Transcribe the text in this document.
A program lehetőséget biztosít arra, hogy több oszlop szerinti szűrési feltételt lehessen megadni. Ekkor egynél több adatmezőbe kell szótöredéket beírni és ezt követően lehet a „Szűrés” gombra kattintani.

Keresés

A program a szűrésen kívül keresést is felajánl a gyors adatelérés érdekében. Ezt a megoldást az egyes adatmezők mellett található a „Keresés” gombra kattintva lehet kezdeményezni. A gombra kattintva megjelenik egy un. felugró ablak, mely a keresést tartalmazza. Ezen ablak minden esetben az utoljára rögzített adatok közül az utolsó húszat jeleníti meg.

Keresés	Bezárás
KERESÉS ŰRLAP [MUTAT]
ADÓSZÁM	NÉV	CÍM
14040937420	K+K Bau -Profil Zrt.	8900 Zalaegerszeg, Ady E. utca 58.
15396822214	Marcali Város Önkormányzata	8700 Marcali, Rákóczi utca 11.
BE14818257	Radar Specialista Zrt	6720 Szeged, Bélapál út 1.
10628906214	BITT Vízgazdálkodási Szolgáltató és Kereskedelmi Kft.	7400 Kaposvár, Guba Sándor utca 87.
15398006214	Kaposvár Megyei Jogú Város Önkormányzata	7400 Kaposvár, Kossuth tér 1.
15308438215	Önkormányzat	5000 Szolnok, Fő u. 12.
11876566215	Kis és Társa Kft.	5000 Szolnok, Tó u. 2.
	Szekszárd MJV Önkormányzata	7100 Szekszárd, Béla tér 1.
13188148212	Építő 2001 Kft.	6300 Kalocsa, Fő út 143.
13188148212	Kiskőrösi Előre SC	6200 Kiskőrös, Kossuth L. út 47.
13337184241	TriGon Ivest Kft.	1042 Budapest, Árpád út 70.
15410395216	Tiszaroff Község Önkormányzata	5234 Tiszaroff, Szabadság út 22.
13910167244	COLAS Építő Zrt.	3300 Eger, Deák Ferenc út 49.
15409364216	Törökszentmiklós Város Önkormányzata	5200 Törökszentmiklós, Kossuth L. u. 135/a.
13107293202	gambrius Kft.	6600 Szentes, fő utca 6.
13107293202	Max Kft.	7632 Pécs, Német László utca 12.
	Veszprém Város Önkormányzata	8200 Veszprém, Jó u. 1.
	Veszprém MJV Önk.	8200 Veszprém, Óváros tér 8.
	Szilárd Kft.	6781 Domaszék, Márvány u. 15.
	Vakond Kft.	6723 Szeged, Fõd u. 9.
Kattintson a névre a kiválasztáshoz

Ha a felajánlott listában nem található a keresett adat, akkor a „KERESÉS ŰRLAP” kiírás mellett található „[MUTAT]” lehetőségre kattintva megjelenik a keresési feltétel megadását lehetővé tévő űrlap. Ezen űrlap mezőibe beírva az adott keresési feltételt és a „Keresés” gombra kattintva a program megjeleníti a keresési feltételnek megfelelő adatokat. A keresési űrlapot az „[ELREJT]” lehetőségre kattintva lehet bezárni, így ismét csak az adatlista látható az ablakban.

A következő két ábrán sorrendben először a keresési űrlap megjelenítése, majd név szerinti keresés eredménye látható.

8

**DIRECTIONS FOR THIS TASK:**
Copy all of the data. Keep every word exactly as it is.

**FINAL RESULT:**
Transcribe the text in this document.
A program lehetőséget biztosít arra, hogy több oszlop szerinti szűrési feltételt lehessen megadni. Ekkor egynél több adatmezőbe kell szótöredéket beírni és ezt követően lehet a „Szűrés” gombra kattintani.

Keresés

A program a szűrésen kívül keresést is felajánl a gyors adatelérés érdekében. Ezt a megoldást az egyes adatmezők mellett található a „Keresés” gombra kattintva lehet kezdeményezni. A gombra kattintva megjelenik egy un. felugró ablak, mely a keresést tartalmazza. Ezen ablak minden esetben az utoljára rögzített adatok közül az utolsó húszat jeleníti meg.

Keresés	Bezárás
KERESÉS ŰRLAP [MUTAT]
ADÓSZÁM	NÉV	CÍM
14040937420	K+K Bau -Profil Zrt.	8900 Zalaegerszeg, Ady E. utca 58.
15396822214	Marcali Város Önkormányzata	8700 Marcali, Rákóczi utca 11.
BE14818257	Radar Specialista Zrt	6720 Szeged, Bélapál út 1.
10628906214	BITT Vízgazdálkodási Szolgáltató és Kereskedelmi Kft.	7400 Kaposvár, Guba Sándor utca 87.
15398006214	Kaposvár Megyei Jogú Város Önkormányzata	7400 Kaposvár, Kossuth tér 1.
15308438215	Önkormányzat	5000 Szolnok, Fő u. 12.
11876566215	Kis és Társa Kft.	5000 Szolnok, Tó u. 2.
	Szekszárd MJV Önkormányzata	7100 Szekszárd, Béla tér 1.
13188148212	Építő 2001 Kft.	6300 Kalocsa, Fő út 143.
13188148212	Kiskőrösi Előre SC	6200 Kiskőrös, Kossuth L. út 47.
13337184241	TriGon Ivest Kft.	1042 Budapest, Árpád út 70.
15410395216	Tiszaroff Község Önkormányzata	5234 Tiszaroff, Szabadság út 22.
13910167244	COLAS Építő Zrt.	3300 Eger, Deák Ferenc út 49.
15409364216	Törökszentmiklós Város Önkormányzata	5200 Törökszentmiklós, Kossuth L. u. 135/a.
13107293202	gambrius Kft.	6600 Szentes, fő utca 6.
13107293202	Max Kft.	7632 Pécs, Német László utca 12.
	Veszprém Város Önkormányzata	8200 Veszprém, Jó u. 1.
	Veszprém MJV Önk.	8200 Veszprém, Óváros tér 8.
	Szilárd Kft.	6781 Domaszék, Márvány u. 15.
	Vakond Kft.	6723 Szeged, Fõd u. 9.
Kattintson a névre a kiválasztáshoz

Ha a felajánlott listában nem található a keresett adat, akkor a „KERESÉS ŰRLAP” kiírás mellett található „[MUTAT]” lehetőségre kattintva megjelenik a keresési feltétel megadását lehetővé tévő űrlap. Ezen űrlap mezőibe beírva az adott keresési feltételt és a „Keresés” gombra kattintva a program megjeleníti a keresési feltételnek megfelelő adatokat. A keresési űrlapot az „[ELREJT]” lehetőségre kattintva lehet bezárni, így ismét csak az adatlista látható az ablakban.

A következő két ábrán sorrendben először a keresési űrlap megjelenítése, majd név szerinti keresés eredménye látható.

8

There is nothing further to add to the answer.